Tally every line of the entries that contains the string "dasatinib", then reply with only that number.

• _Records_
-------

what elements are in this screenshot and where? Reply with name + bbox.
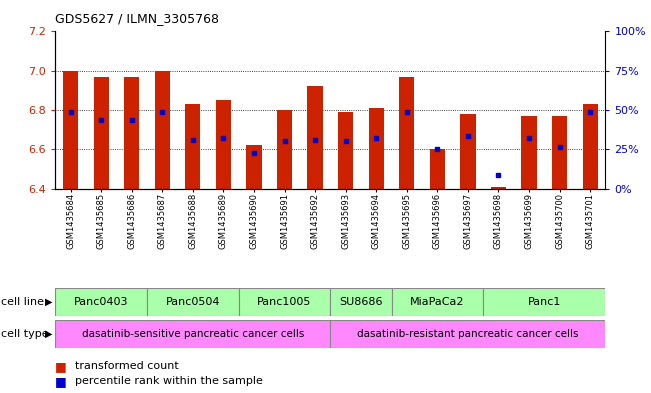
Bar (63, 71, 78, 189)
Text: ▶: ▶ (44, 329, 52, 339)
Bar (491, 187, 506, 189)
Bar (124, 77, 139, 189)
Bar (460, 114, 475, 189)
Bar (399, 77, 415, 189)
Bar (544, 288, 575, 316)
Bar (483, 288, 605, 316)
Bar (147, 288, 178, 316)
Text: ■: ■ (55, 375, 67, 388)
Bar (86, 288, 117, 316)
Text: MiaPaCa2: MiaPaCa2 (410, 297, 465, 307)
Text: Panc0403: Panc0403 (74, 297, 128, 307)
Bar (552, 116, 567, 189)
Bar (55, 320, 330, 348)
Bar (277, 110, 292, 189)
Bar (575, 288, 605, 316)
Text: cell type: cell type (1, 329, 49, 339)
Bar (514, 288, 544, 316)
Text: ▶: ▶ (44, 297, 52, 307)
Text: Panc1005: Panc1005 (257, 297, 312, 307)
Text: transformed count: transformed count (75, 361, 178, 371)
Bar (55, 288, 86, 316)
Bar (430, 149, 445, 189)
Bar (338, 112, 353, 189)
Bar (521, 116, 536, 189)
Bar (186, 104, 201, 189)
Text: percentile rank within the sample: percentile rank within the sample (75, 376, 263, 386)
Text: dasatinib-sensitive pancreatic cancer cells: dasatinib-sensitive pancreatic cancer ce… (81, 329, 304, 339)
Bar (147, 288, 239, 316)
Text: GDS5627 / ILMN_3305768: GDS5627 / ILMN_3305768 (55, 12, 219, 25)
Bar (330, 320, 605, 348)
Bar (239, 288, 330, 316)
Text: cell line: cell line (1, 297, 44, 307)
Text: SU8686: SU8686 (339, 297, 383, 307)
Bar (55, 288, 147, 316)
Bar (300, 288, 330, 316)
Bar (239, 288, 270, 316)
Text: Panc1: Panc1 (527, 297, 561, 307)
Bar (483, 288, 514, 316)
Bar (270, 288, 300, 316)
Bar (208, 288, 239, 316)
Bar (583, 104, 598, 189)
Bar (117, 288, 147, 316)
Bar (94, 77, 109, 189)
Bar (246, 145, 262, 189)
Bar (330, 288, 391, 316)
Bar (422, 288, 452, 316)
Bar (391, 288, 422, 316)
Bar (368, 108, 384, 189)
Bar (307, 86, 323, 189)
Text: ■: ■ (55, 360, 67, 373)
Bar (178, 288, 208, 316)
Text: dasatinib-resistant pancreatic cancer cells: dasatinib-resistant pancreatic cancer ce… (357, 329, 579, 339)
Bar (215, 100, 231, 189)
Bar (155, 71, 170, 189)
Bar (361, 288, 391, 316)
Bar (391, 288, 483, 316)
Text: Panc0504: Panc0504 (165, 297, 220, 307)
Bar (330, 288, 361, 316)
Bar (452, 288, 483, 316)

-------

• _Output for this task_
2